**Data for this task:**
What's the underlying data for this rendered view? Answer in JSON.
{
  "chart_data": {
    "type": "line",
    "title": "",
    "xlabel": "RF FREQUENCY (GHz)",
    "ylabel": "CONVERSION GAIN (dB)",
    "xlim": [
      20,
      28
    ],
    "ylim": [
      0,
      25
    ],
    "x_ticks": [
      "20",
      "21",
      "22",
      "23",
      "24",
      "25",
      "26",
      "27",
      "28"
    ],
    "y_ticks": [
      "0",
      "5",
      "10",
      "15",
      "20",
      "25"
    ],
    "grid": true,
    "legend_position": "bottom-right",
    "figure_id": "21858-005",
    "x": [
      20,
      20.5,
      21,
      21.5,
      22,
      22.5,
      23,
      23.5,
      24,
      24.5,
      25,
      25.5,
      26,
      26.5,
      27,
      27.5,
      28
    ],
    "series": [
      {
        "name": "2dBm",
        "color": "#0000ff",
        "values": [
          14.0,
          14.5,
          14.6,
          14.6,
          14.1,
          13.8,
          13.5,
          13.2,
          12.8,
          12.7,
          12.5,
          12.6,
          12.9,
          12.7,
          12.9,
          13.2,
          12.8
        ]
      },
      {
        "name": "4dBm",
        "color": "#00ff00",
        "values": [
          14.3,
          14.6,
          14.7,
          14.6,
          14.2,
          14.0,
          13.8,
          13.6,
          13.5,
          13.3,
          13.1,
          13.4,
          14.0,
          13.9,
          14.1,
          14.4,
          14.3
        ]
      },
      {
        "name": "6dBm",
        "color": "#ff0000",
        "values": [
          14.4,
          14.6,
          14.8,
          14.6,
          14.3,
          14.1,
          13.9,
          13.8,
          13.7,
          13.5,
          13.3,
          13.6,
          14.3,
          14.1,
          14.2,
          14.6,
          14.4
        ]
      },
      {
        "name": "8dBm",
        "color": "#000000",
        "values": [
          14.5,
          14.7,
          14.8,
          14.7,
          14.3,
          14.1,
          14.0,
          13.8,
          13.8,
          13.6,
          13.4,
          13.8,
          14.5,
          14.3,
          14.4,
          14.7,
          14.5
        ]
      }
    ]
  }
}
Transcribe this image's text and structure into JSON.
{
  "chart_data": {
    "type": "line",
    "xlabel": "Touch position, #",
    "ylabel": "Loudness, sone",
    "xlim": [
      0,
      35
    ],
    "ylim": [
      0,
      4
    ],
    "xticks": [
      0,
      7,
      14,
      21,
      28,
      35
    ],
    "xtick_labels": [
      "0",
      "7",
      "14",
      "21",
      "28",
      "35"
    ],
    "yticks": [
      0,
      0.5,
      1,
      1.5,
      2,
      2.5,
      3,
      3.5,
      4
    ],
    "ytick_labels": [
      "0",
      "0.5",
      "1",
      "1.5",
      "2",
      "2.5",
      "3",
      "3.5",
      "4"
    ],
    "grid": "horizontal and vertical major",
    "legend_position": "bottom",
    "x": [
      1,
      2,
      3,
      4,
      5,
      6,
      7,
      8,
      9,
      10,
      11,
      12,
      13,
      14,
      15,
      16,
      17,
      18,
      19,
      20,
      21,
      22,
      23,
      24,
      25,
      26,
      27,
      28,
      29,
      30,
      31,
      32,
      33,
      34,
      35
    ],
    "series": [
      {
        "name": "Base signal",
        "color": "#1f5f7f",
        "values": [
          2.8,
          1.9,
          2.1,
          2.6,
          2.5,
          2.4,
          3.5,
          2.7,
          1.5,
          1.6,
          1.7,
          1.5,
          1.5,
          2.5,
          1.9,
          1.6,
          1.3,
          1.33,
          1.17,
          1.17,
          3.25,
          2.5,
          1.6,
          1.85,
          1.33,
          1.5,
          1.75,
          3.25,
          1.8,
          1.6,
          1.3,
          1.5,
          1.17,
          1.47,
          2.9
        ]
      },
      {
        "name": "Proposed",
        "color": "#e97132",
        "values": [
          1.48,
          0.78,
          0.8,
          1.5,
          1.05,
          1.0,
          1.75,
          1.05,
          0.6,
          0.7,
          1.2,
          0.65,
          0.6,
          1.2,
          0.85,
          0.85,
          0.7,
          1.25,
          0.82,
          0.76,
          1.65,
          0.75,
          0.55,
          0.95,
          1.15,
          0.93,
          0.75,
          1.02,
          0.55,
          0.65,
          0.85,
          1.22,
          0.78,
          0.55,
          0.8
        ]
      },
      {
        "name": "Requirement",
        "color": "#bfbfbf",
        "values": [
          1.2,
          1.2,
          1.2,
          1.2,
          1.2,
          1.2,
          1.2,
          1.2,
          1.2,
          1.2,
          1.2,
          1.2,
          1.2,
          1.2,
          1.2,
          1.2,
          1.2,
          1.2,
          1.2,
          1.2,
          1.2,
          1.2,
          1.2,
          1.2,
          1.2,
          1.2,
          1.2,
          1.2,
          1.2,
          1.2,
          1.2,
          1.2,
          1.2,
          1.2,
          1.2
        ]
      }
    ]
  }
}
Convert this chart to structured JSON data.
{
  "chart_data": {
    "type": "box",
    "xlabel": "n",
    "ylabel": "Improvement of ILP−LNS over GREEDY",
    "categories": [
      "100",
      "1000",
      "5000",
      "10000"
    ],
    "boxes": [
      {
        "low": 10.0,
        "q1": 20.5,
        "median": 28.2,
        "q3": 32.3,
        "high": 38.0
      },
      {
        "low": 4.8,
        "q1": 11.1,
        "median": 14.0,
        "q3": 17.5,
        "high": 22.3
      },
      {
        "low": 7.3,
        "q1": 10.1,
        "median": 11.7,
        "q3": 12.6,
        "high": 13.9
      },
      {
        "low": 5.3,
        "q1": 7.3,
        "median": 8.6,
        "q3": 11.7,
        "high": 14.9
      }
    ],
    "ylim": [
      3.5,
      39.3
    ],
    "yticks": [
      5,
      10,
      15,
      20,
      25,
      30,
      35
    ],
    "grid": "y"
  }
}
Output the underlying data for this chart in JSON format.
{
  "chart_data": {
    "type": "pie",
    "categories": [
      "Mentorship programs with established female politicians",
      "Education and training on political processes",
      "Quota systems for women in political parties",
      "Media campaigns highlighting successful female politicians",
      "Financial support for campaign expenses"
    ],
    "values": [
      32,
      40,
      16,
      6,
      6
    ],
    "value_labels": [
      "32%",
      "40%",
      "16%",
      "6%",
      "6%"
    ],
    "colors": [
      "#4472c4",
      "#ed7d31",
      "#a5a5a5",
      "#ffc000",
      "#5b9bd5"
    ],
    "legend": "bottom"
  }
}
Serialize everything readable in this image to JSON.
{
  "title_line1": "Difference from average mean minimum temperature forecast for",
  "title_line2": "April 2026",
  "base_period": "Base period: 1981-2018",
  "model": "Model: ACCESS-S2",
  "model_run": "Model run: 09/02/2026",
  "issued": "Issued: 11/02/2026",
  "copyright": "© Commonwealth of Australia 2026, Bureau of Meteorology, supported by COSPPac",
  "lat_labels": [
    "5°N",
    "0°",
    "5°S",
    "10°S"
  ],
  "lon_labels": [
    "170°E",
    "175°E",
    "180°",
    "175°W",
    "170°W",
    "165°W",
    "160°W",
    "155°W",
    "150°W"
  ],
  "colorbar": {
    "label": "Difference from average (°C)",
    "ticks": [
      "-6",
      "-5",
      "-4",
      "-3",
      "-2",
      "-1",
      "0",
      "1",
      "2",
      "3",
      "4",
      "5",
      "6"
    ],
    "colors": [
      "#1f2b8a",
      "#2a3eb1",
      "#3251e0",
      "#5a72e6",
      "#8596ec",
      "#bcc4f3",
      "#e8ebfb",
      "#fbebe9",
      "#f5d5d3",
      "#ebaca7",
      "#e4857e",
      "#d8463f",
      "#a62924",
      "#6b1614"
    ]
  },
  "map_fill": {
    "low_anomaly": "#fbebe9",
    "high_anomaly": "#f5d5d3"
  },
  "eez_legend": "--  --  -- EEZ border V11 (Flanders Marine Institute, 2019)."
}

**What is required:**
Pull out every line above that holds the word "ylabel".

**Worked solution:**
    "ylabel": "CONVERSION GAIN (dB)",
    "ylabel": "Loudness, sone",
    "ylabel": "Improvement of ILP−LNS over GREEDY",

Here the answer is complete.